┌─ Data provided

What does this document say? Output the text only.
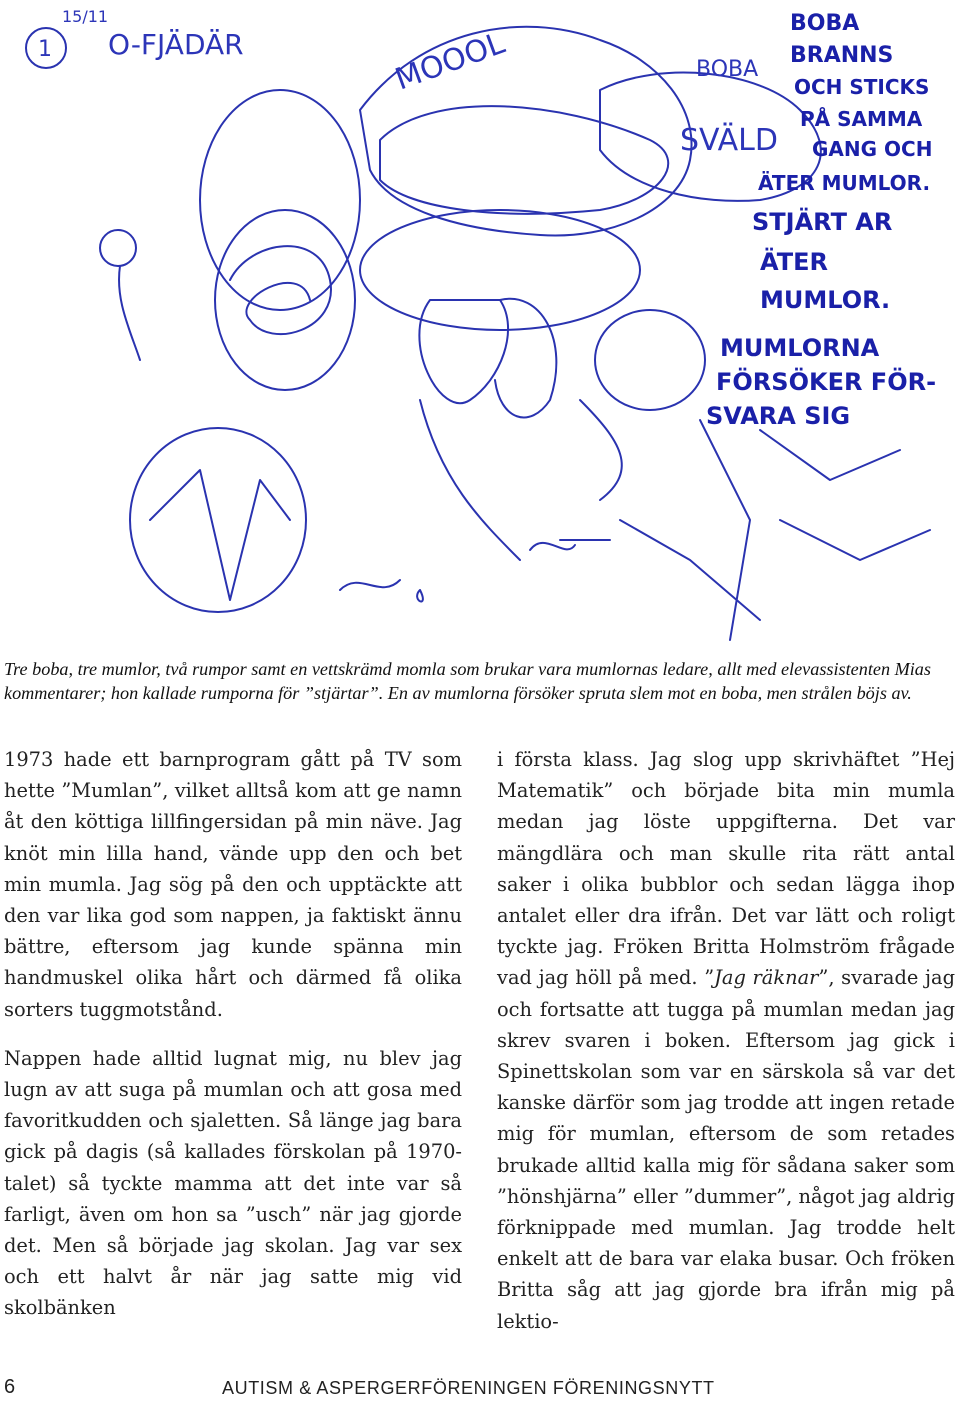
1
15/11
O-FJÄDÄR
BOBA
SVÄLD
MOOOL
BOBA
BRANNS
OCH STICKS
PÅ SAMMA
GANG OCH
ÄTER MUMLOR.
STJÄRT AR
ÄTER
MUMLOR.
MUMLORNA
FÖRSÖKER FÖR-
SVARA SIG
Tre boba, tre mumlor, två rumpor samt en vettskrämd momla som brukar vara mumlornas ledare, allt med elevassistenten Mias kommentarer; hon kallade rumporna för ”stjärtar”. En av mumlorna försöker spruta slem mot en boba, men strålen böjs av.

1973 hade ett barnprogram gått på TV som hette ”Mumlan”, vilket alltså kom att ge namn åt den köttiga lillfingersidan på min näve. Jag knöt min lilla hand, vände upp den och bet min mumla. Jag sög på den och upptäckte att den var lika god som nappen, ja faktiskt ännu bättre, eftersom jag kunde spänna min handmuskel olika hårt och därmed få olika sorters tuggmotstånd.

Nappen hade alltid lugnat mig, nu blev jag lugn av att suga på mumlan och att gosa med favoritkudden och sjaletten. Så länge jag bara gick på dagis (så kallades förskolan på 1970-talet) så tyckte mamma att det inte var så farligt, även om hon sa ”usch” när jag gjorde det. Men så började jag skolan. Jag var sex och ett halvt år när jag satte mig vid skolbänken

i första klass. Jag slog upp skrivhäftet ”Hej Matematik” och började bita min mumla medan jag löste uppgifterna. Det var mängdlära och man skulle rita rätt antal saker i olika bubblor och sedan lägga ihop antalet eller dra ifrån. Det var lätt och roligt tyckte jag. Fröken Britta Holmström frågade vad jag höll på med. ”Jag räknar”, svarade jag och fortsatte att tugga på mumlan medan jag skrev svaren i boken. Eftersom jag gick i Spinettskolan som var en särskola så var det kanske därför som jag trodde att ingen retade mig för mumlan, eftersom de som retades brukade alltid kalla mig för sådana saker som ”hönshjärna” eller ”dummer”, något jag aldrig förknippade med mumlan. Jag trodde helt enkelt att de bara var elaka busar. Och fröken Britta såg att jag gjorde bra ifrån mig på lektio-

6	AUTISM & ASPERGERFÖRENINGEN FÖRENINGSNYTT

└─
┌─ Data provided

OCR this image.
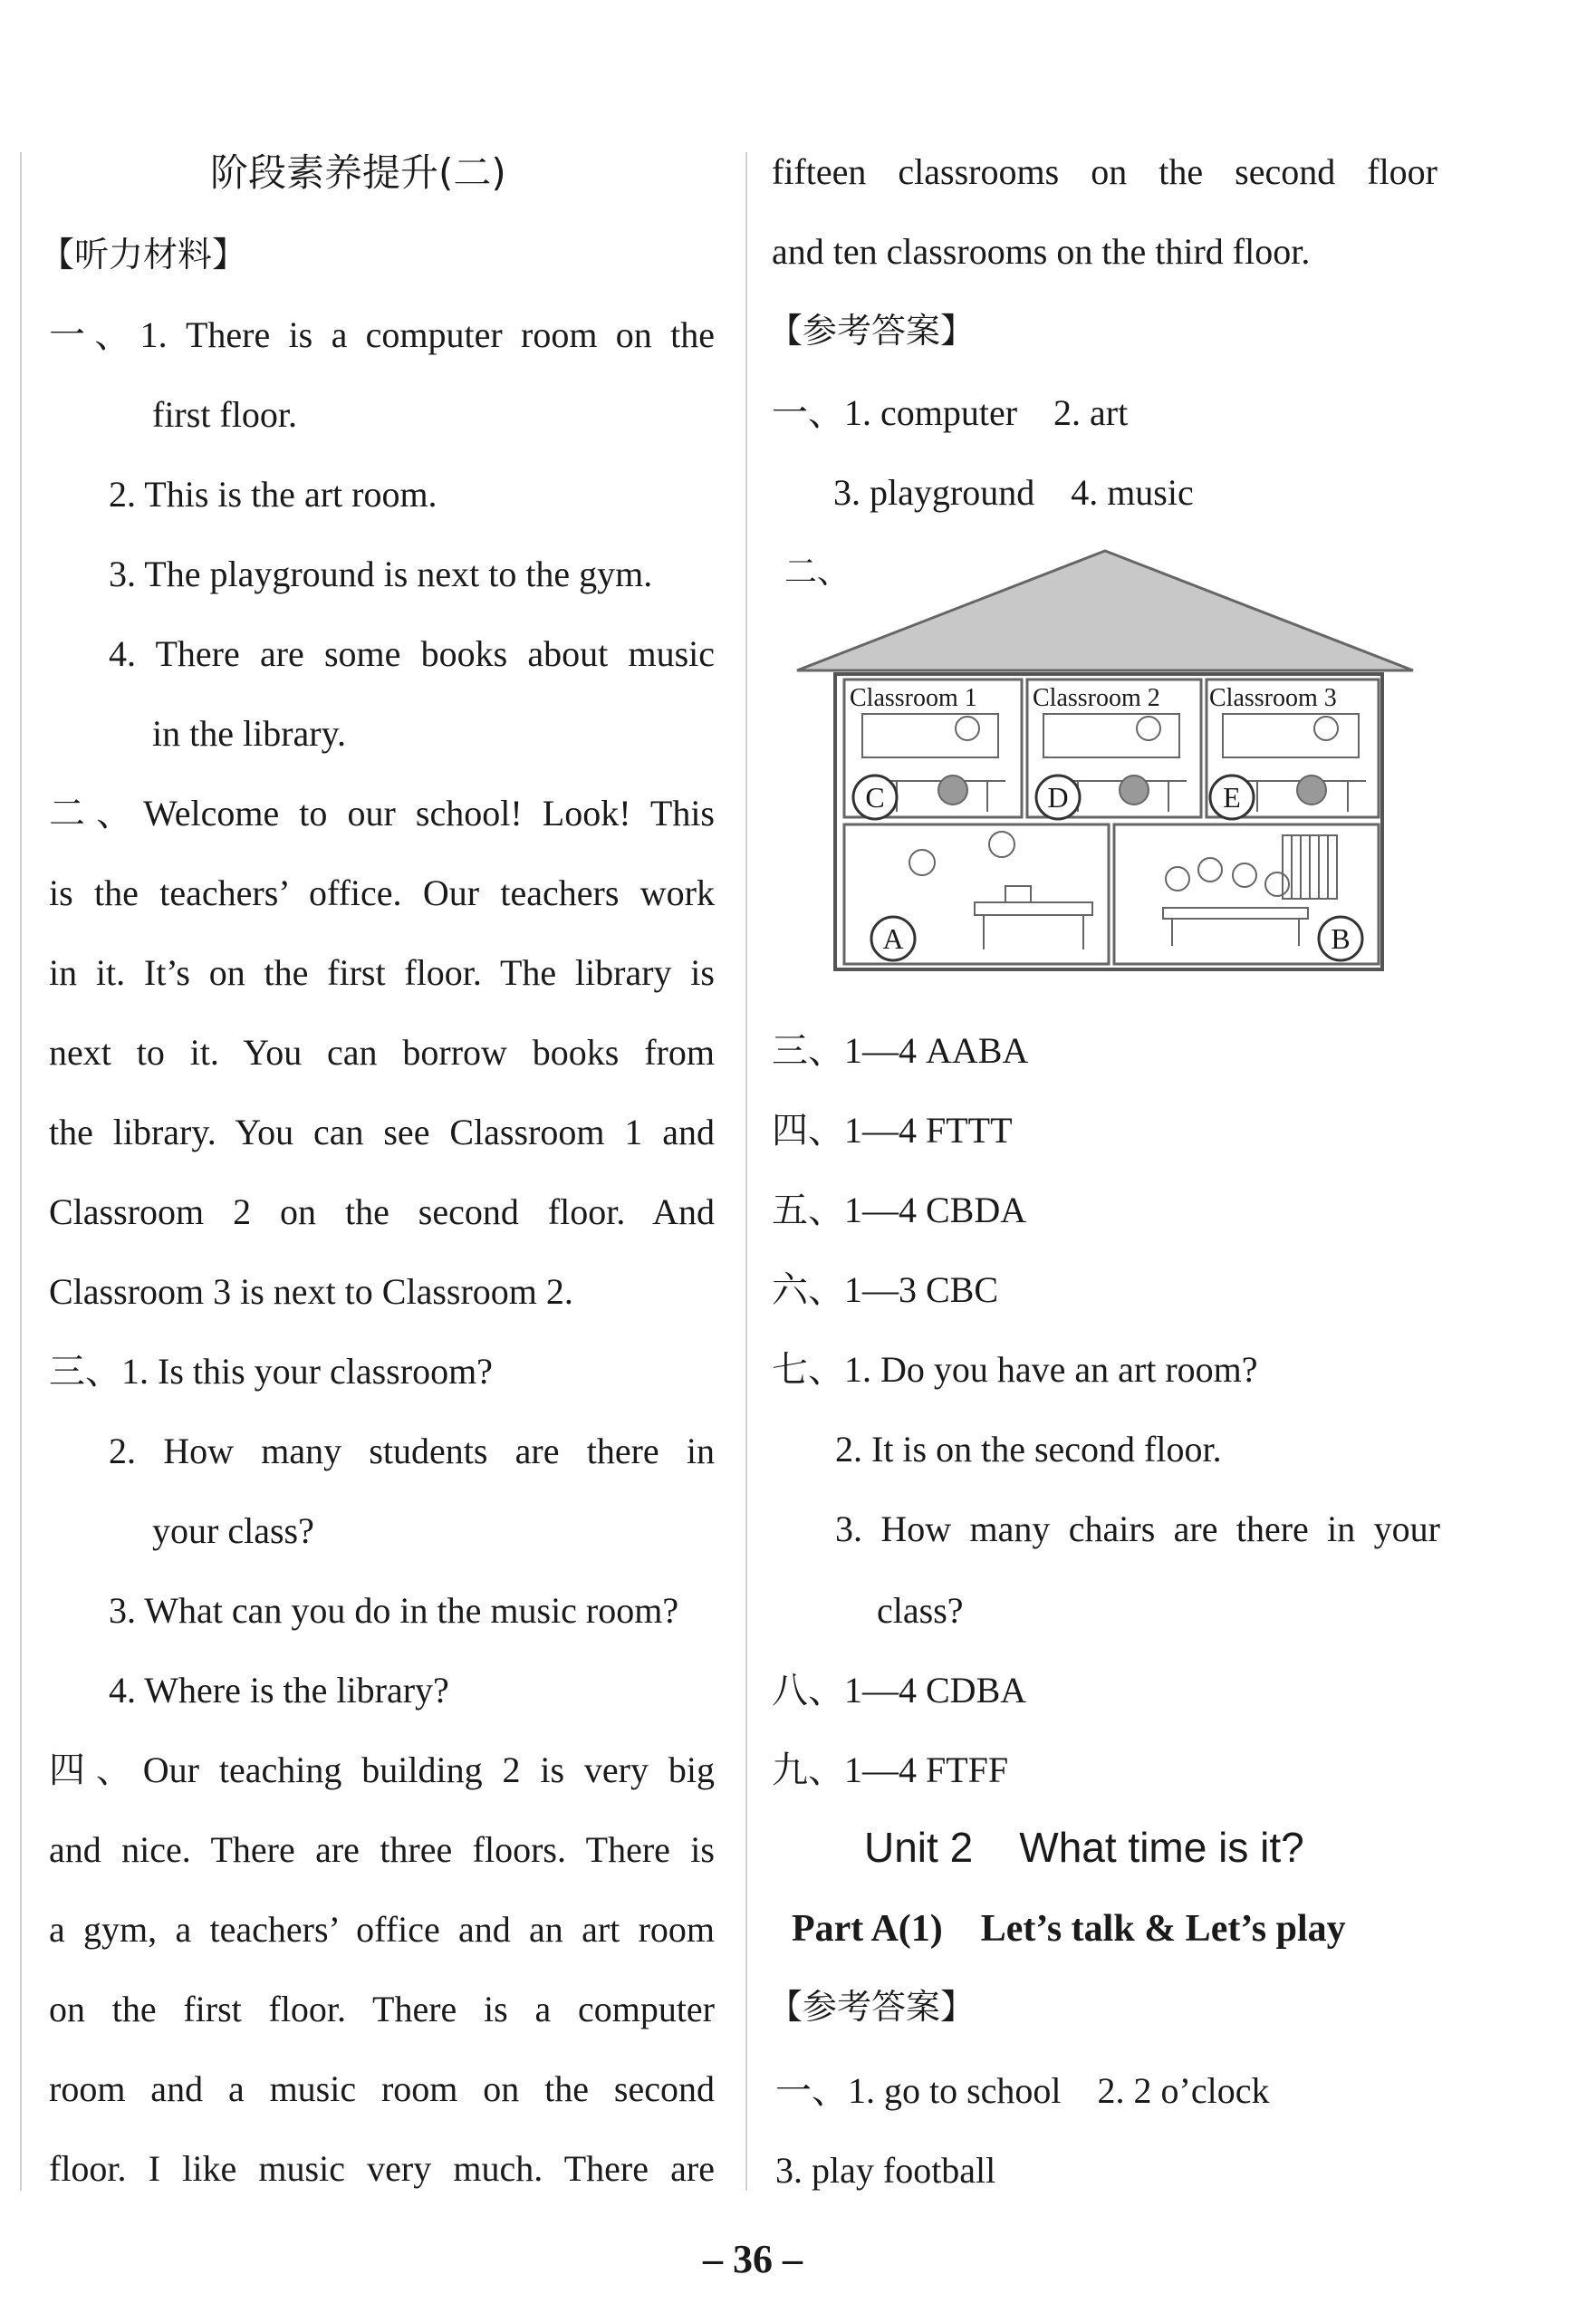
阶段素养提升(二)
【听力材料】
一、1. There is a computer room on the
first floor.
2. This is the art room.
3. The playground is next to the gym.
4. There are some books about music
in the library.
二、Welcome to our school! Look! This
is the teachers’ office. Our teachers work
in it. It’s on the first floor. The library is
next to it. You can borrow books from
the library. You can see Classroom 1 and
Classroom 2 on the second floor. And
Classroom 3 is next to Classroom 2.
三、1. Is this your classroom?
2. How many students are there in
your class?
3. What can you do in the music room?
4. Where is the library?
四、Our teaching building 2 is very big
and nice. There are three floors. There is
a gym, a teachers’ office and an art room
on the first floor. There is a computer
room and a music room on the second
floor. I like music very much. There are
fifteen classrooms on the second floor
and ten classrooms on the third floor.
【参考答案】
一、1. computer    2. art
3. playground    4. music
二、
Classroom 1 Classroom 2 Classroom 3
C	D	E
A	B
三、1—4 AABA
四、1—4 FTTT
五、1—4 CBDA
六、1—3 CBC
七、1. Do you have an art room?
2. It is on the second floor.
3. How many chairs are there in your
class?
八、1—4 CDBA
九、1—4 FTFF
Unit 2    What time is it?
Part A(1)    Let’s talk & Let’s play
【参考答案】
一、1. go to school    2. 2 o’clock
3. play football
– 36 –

└─

# Task to carry out
Locate all lines in the listing above with the word "What". Copy them.

# Exercise solution
What does this document say? Output the text only.
3. What can you do in the music room?
Unit 2    What time is it?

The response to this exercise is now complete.